■ Problem description
Look through the material below. Copy each line that contains the string "信組等を含む".

[Items from a figure collection]
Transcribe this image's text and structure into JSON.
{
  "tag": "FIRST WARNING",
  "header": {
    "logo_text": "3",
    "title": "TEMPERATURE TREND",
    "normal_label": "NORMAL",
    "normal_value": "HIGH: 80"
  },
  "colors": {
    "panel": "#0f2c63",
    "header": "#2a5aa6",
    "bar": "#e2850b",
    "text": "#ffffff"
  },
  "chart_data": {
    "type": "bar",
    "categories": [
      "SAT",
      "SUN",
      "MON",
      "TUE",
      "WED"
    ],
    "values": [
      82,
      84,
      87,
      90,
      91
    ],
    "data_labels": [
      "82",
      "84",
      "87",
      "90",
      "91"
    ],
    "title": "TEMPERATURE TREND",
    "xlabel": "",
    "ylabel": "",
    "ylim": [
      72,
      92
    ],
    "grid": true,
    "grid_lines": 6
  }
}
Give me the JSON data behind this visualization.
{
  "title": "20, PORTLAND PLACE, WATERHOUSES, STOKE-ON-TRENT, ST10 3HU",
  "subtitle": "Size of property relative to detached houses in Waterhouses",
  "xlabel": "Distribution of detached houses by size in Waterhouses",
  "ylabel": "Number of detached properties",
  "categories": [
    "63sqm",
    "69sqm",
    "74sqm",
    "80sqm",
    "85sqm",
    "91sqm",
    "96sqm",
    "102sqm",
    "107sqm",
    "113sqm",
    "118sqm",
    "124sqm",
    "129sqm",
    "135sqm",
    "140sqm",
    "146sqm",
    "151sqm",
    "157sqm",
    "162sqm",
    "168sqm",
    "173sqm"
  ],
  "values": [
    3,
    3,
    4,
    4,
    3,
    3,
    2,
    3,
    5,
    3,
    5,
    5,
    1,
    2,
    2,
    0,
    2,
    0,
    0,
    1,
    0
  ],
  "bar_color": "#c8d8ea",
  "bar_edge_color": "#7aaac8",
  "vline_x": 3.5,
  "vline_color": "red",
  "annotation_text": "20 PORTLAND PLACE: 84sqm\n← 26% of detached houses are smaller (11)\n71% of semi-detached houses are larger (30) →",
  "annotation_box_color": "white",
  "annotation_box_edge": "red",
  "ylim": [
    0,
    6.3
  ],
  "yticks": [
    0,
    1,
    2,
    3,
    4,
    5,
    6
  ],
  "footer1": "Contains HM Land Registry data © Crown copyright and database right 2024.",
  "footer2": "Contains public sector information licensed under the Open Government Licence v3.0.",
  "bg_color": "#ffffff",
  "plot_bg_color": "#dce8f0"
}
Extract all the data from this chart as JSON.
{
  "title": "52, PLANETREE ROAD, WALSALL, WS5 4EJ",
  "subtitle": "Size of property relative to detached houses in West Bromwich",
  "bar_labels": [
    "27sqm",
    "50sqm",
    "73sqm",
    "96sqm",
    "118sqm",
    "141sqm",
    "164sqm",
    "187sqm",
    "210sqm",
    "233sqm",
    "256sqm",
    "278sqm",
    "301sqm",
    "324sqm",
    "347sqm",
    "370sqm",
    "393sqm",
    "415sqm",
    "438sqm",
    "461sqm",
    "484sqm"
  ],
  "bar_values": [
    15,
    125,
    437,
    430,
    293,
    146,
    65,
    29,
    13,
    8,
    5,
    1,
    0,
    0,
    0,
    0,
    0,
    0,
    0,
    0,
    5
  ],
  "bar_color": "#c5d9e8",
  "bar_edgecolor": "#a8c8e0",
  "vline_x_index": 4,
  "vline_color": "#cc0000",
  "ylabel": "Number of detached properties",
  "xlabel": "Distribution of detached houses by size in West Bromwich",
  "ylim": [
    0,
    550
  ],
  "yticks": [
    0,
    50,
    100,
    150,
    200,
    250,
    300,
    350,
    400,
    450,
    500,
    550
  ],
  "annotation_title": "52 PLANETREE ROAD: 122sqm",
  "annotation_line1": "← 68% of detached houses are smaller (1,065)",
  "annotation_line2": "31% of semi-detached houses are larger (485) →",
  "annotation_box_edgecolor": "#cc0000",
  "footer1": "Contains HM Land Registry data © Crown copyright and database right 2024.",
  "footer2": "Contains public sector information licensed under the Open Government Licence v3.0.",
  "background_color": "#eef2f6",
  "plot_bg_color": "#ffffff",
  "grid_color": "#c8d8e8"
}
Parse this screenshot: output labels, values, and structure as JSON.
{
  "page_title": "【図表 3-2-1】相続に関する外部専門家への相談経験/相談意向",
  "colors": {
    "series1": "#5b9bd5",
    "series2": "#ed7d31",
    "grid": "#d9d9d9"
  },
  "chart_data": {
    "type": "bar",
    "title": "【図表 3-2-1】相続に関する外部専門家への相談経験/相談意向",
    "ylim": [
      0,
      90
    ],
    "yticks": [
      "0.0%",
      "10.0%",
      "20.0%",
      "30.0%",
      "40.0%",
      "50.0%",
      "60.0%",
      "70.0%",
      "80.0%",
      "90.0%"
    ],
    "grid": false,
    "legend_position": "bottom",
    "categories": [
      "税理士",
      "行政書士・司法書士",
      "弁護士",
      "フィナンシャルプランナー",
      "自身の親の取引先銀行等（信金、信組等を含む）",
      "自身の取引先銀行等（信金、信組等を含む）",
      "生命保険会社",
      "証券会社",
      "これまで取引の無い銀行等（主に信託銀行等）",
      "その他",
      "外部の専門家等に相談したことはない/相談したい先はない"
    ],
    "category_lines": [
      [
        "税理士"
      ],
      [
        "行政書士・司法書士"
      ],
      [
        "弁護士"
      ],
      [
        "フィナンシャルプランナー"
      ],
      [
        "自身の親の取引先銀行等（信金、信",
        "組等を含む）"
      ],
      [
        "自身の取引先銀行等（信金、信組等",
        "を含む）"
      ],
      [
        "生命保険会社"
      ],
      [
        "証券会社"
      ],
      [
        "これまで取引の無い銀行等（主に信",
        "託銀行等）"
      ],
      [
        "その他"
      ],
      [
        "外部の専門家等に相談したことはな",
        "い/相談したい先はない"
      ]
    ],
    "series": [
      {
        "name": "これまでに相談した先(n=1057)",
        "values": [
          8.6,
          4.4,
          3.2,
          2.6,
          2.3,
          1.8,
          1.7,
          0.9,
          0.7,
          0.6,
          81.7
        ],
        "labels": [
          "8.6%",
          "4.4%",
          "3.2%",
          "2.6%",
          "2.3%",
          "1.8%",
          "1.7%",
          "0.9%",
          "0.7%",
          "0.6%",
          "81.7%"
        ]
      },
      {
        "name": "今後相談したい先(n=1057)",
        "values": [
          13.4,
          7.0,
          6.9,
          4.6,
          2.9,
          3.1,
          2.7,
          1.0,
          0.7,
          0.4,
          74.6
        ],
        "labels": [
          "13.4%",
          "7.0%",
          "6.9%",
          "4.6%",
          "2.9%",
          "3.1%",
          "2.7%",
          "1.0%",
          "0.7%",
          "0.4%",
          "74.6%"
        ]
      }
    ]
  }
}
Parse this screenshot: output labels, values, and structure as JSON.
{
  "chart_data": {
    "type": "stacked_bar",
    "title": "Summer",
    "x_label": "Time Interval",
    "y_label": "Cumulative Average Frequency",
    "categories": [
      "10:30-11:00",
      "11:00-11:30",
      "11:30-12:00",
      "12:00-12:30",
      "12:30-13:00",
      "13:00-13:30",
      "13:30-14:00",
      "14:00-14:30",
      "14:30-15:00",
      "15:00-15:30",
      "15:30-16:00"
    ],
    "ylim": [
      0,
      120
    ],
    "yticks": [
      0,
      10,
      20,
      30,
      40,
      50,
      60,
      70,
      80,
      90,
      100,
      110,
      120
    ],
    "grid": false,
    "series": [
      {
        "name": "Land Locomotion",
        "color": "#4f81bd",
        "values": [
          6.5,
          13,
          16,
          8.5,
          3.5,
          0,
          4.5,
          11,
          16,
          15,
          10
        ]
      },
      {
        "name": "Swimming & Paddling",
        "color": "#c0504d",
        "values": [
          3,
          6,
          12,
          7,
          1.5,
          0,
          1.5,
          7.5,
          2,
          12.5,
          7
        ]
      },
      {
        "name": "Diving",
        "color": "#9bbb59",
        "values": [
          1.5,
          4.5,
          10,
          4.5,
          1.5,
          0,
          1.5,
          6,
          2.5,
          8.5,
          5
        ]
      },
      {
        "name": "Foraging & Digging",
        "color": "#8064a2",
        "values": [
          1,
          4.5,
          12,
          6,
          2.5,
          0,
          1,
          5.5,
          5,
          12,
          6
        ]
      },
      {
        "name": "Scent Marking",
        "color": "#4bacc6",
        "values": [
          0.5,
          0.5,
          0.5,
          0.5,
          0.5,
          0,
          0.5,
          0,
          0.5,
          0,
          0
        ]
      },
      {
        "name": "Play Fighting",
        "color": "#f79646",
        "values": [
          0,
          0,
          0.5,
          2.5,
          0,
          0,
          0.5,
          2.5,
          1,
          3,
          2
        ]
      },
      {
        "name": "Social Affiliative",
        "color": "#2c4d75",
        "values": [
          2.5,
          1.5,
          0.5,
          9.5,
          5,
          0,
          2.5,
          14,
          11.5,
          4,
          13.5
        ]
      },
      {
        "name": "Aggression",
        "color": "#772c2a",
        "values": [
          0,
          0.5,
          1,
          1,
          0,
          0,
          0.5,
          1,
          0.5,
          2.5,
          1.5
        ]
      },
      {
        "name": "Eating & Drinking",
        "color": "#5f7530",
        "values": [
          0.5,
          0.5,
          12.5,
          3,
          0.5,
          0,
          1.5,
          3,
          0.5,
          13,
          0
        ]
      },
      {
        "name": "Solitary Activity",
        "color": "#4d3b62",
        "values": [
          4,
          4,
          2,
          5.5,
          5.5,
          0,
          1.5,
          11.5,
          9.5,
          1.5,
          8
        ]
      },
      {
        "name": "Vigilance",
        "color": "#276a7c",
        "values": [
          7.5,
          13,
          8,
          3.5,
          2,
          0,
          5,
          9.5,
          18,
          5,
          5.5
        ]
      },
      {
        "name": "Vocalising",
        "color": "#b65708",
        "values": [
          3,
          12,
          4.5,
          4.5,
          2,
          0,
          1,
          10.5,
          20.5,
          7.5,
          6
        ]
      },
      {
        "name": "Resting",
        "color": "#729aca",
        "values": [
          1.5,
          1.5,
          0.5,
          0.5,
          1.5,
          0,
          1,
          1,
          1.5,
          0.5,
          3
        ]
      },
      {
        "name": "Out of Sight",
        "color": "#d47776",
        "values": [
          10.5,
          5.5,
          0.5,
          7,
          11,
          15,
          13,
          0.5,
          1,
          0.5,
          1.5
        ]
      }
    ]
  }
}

■ Output of the task
      "自身の親の取引先銀行等（信金、信組等を含む）",
      "自身の取引先銀行等（信金、信組等を含む）",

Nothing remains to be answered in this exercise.